Records for processing:
>> start
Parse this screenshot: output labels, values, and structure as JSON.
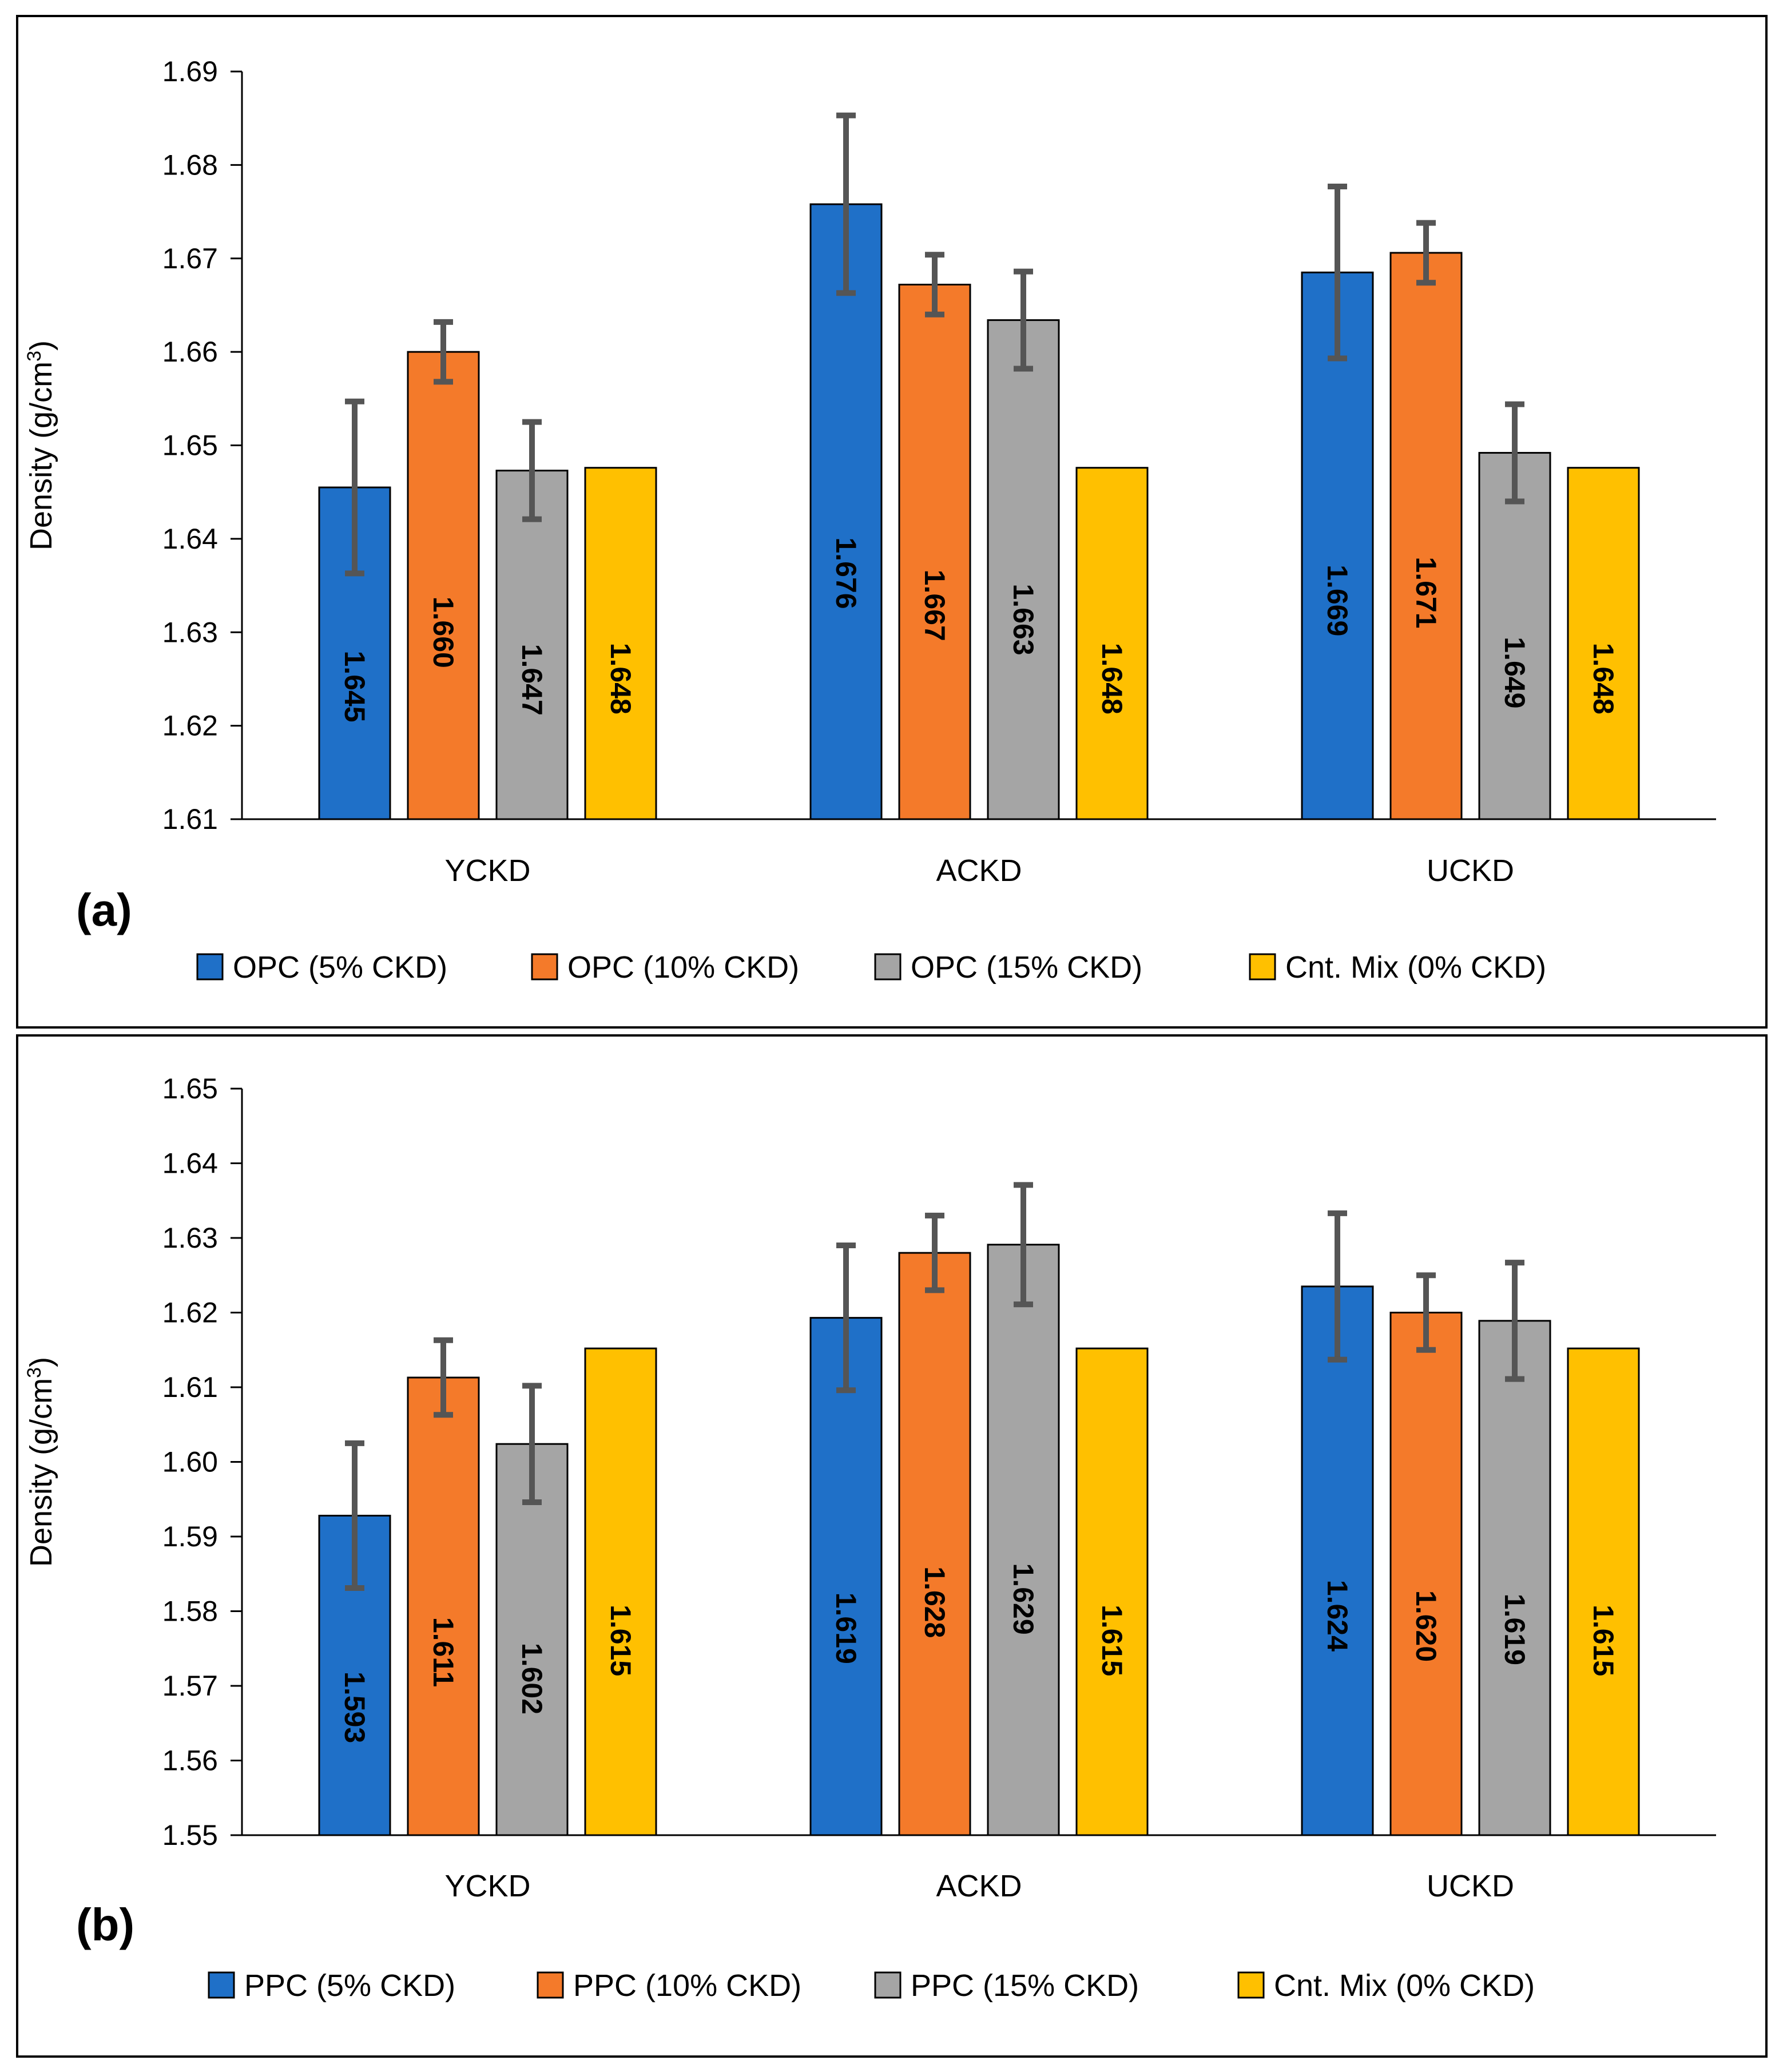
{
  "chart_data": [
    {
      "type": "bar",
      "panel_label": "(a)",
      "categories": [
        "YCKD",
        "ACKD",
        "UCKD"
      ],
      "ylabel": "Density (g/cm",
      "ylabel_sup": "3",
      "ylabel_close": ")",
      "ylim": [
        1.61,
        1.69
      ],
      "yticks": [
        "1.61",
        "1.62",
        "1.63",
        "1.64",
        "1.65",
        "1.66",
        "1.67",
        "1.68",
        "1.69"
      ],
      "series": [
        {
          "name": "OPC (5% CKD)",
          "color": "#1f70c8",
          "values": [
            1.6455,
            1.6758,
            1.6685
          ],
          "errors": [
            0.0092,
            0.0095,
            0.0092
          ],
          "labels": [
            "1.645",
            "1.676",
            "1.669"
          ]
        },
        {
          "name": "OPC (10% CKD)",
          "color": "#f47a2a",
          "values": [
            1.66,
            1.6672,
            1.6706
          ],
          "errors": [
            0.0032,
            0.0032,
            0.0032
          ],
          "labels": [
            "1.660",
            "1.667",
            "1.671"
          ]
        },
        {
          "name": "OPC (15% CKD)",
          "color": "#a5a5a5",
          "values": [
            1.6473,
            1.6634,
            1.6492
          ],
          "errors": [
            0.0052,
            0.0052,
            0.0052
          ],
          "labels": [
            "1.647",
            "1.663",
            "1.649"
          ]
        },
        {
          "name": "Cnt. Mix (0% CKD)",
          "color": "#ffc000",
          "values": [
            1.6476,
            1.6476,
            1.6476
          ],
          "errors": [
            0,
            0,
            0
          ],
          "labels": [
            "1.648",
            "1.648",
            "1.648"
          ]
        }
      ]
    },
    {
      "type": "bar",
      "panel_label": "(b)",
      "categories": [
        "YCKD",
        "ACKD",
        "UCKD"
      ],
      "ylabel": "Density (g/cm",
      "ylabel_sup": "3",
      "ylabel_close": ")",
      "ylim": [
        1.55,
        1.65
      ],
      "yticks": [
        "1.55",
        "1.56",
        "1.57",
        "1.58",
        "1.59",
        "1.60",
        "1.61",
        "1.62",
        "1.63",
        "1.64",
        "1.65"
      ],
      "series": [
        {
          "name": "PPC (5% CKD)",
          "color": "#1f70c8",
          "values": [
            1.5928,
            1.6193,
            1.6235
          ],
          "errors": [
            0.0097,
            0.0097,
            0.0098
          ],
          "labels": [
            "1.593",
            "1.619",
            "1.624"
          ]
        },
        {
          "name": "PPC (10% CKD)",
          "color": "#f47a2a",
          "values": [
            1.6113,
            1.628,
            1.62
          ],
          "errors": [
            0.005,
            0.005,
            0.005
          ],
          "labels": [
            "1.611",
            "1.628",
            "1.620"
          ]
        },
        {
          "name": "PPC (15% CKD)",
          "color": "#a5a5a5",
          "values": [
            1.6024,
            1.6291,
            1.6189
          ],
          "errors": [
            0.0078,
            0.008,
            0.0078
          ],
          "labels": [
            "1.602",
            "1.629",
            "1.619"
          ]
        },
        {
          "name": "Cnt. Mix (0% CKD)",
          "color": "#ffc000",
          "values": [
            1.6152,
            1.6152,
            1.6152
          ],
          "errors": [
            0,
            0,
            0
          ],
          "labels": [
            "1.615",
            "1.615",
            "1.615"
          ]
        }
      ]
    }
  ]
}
>> end
Task details:
Reproduce the data verbatim. Do not carry any picture into the copy.

Task solution:
Parse this screenshot: output labels, values, and structure as JSON.
{
  "chart_data": [
    {
      "type": "bar",
      "panel_label": "(a)",
      "categories": [
        "YCKD",
        "ACKD",
        "UCKD"
      ],
      "ylabel": "Density (g/cm",
      "ylabel_sup": "3",
      "ylabel_close": ")",
      "ylim": [
        1.61,
        1.69
      ],
      "yticks": [
        "1.61",
        "1.62",
        "1.63",
        "1.64",
        "1.65",
        "1.66",
        "1.67",
        "1.68",
        "1.69"
      ],
      "series": [
        {
          "name": "OPC (5% CKD)",
          "color": "#1f70c8",
          "values": [
            1.6455,
            1.6758,
            1.6685
          ],
          "errors": [
            0.0092,
            0.0095,
            0.0092
          ],
          "labels": [
            "1.645",
            "1.676",
            "1.669"
          ]
        },
        {
          "name": "OPC (10% CKD)",
          "color": "#f47a2a",
          "values": [
            1.66,
            1.6672,
            1.6706
          ],
          "errors": [
            0.0032,
            0.0032,
            0.0032
          ],
          "labels": [
            "1.660",
            "1.667",
            "1.671"
          ]
        },
        {
          "name": "OPC (15% CKD)",
          "color": "#a5a5a5",
          "values": [
            1.6473,
            1.6634,
            1.6492
          ],
          "errors": [
            0.0052,
            0.0052,
            0.0052
          ],
          "labels": [
            "1.647",
            "1.663",
            "1.649"
          ]
        },
        {
          "name": "Cnt. Mix (0% CKD)",
          "color": "#ffc000",
          "values": [
            1.6476,
            1.6476,
            1.6476
          ],
          "errors": [
            0,
            0,
            0
          ],
          "labels": [
            "1.648",
            "1.648",
            "1.648"
          ]
        }
      ]
    },
    {
      "type": "bar",
      "panel_label": "(b)",
      "categories": [
        "YCKD",
        "ACKD",
        "UCKD"
      ],
      "ylabel": "Density (g/cm",
      "ylabel_sup": "3",
      "ylabel_close": ")",
      "ylim": [
        1.55,
        1.65
      ],
      "yticks": [
        "1.55",
        "1.56",
        "1.57",
        "1.58",
        "1.59",
        "1.60",
        "1.61",
        "1.62",
        "1.63",
        "1.64",
        "1.65"
      ],
      "series": [
        {
          "name": "PPC (5% CKD)",
          "color": "#1f70c8",
          "values": [
            1.5928,
            1.6193,
            1.6235
          ],
          "errors": [
            0.0097,
            0.0097,
            0.0098
          ],
          "labels": [
            "1.593",
            "1.619",
            "1.624"
          ]
        },
        {
          "name": "PPC (10% CKD)",
          "color": "#f47a2a",
          "values": [
            1.6113,
            1.628,
            1.62
          ],
          "errors": [
            0.005,
            0.005,
            0.005
          ],
          "labels": [
            "1.611",
            "1.628",
            "1.620"
          ]
        },
        {
          "name": "PPC (15% CKD)",
          "color": "#a5a5a5",
          "values": [
            1.6024,
            1.6291,
            1.6189
          ],
          "errors": [
            0.0078,
            0.008,
            0.0078
          ],
          "labels": [
            "1.602",
            "1.629",
            "1.619"
          ]
        },
        {
          "name": "Cnt. Mix (0% CKD)",
          "color": "#ffc000",
          "values": [
            1.6152,
            1.6152,
            1.6152
          ],
          "errors": [
            0,
            0,
            0
          ],
          "labels": [
            "1.615",
            "1.615",
            "1.615"
          ]
        }
      ]
    }
  ]
}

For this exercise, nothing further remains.